▶ [Provided data]:
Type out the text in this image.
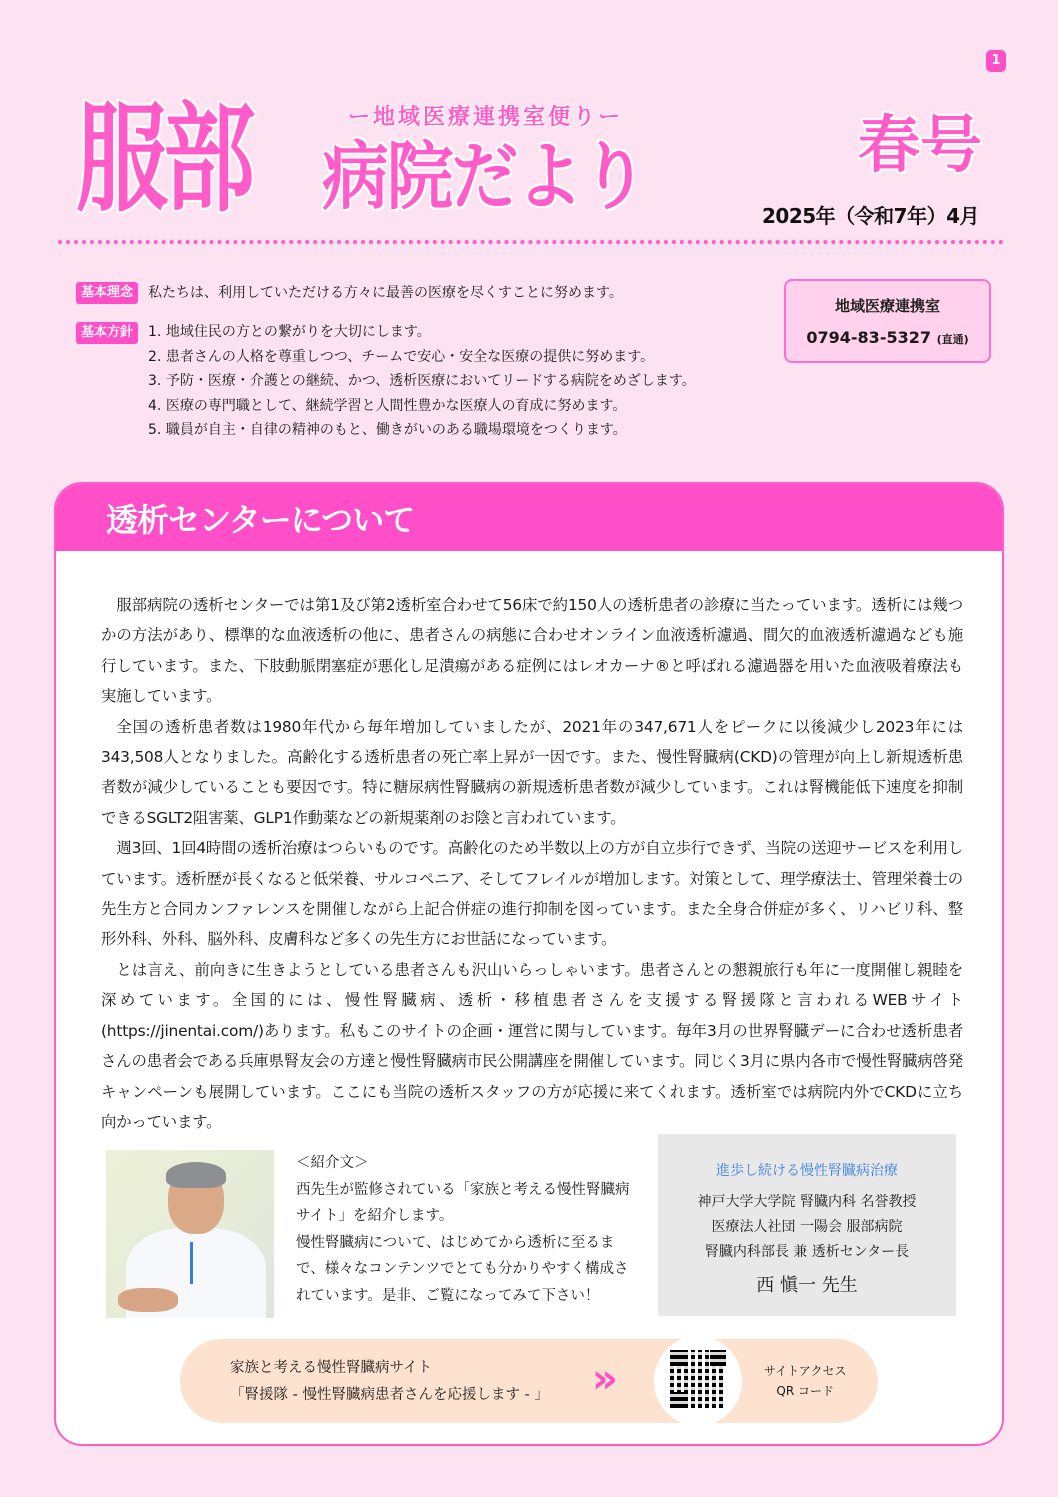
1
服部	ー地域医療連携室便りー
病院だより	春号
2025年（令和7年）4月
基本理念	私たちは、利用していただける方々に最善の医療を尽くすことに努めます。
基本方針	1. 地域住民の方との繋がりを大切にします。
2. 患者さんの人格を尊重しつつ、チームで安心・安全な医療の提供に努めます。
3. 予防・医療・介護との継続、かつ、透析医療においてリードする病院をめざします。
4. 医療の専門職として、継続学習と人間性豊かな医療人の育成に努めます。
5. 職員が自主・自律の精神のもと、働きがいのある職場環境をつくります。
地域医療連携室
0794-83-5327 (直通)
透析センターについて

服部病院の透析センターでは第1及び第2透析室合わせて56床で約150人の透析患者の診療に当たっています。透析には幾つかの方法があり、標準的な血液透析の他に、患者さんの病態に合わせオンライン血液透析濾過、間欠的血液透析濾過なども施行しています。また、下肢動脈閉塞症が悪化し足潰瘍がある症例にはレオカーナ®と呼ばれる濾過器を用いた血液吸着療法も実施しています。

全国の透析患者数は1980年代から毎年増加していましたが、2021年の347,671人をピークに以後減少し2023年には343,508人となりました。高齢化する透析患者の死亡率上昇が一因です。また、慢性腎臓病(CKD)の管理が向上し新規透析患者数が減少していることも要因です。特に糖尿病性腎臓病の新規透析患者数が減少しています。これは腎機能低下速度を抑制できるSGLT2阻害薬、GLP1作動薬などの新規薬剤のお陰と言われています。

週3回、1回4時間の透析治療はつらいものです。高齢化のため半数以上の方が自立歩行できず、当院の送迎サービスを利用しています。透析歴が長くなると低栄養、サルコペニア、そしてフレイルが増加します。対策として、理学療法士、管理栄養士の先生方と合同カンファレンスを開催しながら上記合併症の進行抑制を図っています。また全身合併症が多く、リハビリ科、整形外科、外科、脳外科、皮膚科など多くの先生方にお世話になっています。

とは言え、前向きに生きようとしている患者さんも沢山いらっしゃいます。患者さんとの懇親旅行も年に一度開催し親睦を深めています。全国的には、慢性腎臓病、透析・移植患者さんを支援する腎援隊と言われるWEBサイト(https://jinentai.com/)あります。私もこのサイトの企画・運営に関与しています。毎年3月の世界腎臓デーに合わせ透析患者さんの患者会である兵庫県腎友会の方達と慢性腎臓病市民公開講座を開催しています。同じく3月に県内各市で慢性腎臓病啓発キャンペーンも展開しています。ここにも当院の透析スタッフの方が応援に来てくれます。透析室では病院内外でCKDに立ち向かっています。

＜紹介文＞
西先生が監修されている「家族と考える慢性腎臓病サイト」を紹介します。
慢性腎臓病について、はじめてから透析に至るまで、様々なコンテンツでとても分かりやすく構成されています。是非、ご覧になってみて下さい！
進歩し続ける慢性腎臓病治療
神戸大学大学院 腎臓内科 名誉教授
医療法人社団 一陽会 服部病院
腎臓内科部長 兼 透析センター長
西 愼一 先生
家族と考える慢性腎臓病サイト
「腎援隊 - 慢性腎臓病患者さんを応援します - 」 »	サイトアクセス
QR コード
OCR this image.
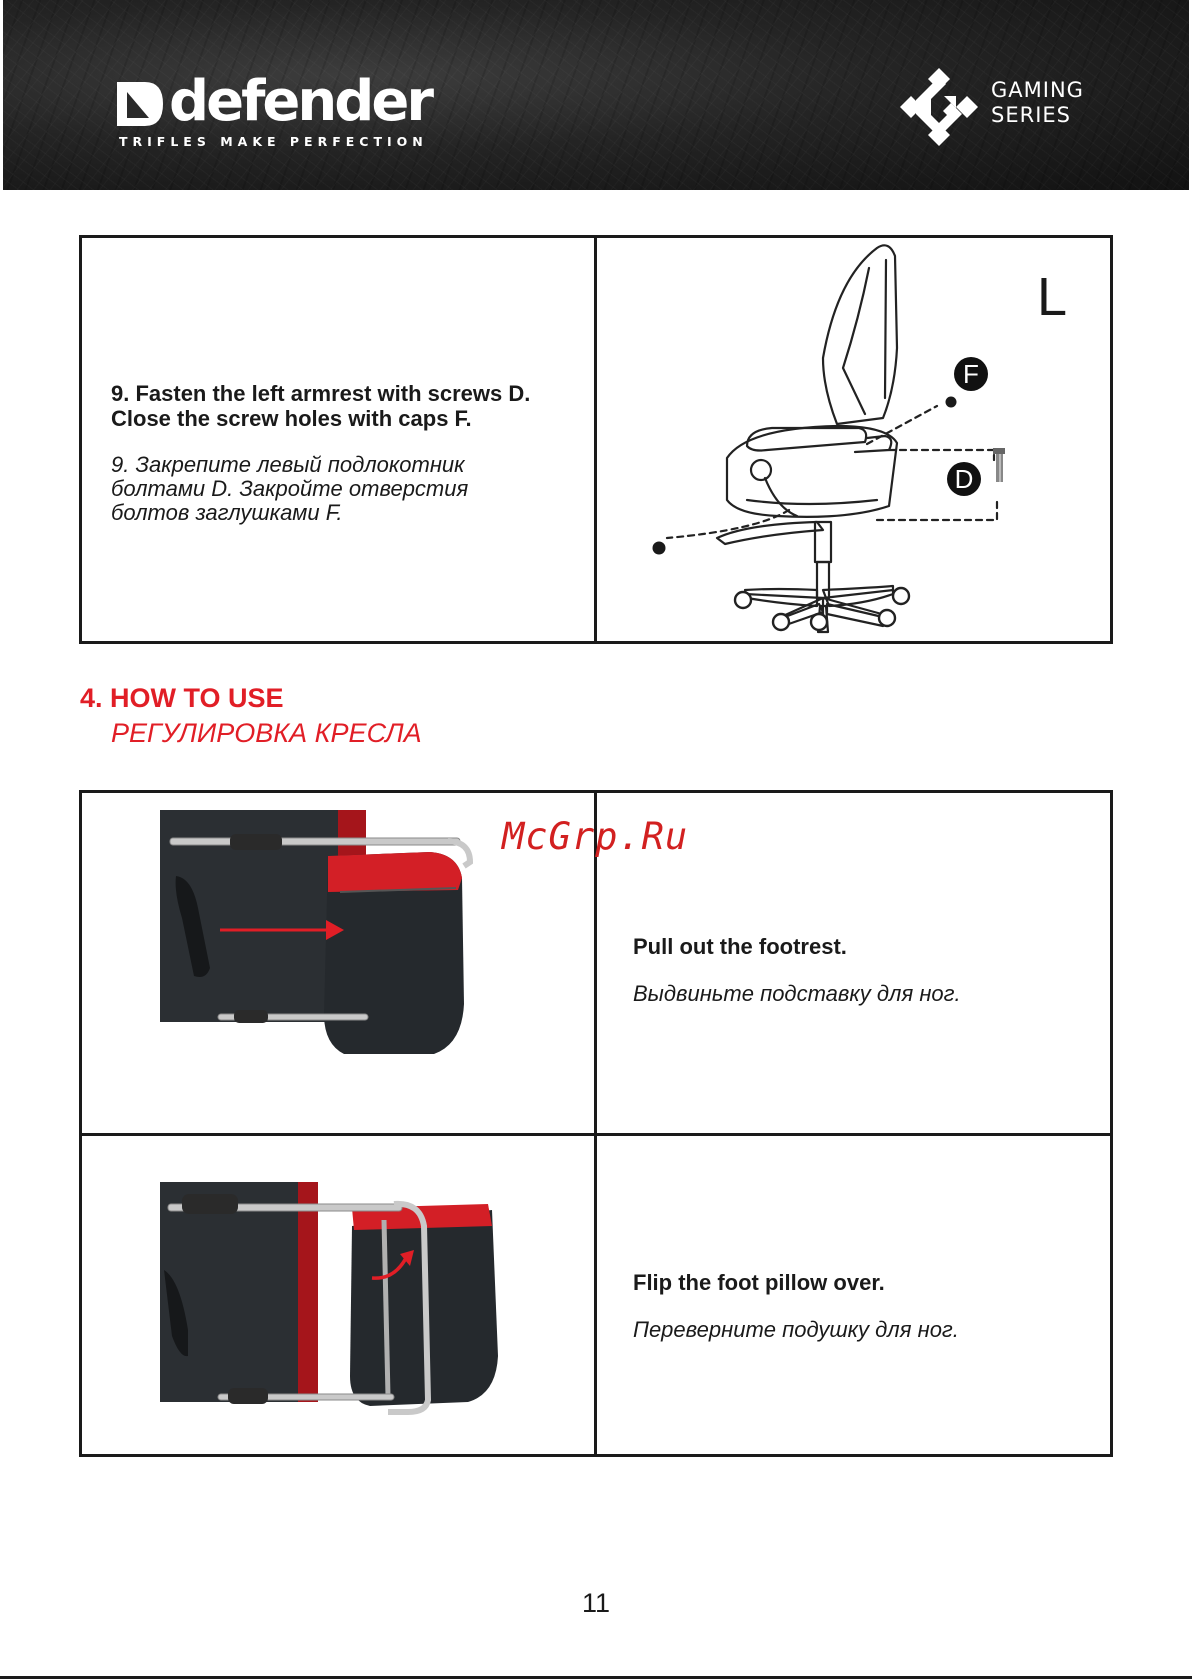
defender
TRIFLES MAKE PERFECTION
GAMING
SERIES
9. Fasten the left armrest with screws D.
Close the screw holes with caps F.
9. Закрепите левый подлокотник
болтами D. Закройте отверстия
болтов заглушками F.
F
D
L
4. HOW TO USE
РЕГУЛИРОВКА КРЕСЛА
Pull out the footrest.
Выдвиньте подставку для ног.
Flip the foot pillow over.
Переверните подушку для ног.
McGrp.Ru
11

▶ [Written task]:
Look through the listing above and count the lines where the string "this" appears. Report the number only.

▶ [Output of the exercise]:
2